• Task brief: In the forum thread below on slicing N-dimensional cubes, into how many pieces does the first answer say the hypercube is cut?

• Excerpt provided:

Slicing $N$-dimensional cubes along the common direction of pairs of directions

Question

I want to understand the shape and geometry that remains after cutting an $N$-dimensional cube with all the hyperplanes from the equations $x_i = x_j$, with all possible $i, j$ with $1 \leq i \neq j \leq N$. There are $N(N-1)/2$ such hyperplanes.

For the case of $N=3$, all planes intersect along the direction $\bf{e_1} + \bf{e_2} + \bf{e_3}$ and around this axis, the cube is split in 6 slices (2 for each direction).

Is hard to visualize what happens at higher $N$, but it is clear that the vector along $\sum_i \bf{e_i}$ is always an intersection common to all the hyperplanes

Answer 1

The hypercube is cut into $N!$ simplexes, each corresponding to one of the orderings of the coordinates, since continuously moving from one ordering to another crosses the cutting hyperplane associated with the two coordinates swapping places. The simplexes are all congruent with the ”standard“ one defined by $x_1\le x_2\le\cdots\le x_N$.

Answer 2

I guess it would be divided into $n!$ pieces, the first is $$x_1\lt x_2\lt x_3\cdots\lt x_n$$ and the last one is $$x_n\lt x_{n-1} \lt x_{n-2} \cdots \lt x_1$$

• Provided records:
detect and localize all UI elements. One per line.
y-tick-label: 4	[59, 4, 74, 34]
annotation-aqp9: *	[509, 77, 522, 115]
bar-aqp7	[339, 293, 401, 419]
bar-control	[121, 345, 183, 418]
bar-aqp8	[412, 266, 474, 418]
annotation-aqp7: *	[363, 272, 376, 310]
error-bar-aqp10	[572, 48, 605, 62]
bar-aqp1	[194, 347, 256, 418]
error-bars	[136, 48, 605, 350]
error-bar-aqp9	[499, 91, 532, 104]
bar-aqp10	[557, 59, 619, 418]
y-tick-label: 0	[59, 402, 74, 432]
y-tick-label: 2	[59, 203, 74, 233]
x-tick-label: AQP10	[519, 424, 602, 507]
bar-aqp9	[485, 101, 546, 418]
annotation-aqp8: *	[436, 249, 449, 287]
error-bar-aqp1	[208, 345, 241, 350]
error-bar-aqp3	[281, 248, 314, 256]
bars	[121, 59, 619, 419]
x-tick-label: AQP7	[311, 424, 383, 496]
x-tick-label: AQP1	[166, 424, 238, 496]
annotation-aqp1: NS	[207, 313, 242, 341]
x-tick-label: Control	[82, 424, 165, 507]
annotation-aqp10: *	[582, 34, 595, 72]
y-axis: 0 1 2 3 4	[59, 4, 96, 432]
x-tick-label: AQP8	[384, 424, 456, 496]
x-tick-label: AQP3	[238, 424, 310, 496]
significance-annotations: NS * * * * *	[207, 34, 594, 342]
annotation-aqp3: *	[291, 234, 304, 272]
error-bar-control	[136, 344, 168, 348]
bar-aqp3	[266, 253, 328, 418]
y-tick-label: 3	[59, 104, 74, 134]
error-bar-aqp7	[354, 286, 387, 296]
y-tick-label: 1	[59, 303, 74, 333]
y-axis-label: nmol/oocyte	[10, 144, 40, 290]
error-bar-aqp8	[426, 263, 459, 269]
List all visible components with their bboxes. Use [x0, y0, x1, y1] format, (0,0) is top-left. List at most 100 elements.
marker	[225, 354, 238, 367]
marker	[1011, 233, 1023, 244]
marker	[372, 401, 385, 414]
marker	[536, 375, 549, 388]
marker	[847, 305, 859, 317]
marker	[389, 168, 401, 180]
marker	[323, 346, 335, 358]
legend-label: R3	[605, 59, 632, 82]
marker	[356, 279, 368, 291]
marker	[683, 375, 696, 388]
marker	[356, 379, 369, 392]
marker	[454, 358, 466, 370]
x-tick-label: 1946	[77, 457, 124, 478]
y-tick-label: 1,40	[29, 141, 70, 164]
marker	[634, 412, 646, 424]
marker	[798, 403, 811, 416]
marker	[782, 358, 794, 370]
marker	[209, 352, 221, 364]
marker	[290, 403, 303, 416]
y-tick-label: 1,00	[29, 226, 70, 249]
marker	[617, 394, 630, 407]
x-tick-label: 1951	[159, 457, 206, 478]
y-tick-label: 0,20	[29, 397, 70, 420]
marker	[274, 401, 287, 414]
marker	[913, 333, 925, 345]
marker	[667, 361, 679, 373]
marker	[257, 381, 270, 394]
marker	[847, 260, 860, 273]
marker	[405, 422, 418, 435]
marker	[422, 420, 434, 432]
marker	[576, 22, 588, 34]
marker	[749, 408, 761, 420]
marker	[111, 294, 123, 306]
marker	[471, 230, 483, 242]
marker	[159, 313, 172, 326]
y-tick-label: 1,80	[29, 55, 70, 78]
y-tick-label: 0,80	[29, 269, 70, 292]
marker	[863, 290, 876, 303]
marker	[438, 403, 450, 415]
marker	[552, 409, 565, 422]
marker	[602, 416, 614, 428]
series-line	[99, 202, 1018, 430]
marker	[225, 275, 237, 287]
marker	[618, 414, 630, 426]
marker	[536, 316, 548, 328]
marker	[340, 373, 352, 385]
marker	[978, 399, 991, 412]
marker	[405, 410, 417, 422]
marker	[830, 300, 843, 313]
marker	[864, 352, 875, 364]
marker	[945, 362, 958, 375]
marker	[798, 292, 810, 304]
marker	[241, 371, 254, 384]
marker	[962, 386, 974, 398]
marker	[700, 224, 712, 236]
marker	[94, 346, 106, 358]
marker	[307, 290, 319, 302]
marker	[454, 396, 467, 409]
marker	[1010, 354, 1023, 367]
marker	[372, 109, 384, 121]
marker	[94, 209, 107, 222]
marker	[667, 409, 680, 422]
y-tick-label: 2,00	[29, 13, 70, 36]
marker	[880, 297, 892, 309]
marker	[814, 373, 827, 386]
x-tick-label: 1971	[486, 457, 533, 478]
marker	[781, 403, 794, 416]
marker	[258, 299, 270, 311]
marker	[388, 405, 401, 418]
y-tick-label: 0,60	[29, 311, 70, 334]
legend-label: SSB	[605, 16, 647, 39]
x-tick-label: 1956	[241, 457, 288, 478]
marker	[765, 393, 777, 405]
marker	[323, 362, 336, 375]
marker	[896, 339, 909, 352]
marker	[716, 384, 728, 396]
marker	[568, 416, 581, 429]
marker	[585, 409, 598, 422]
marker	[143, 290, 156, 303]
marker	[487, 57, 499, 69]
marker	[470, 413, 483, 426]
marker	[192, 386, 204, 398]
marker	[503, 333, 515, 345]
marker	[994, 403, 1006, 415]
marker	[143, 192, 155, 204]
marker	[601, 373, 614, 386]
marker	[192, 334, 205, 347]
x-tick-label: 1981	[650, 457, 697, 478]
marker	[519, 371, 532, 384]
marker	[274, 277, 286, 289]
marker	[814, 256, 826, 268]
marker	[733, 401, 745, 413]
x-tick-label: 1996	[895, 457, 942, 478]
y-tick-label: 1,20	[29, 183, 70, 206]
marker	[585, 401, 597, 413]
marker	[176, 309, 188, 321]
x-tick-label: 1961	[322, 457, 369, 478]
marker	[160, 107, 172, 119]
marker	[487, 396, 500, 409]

• Correct answer: It is cut into $N!$ simplexes, one for each ordering of the coordinates.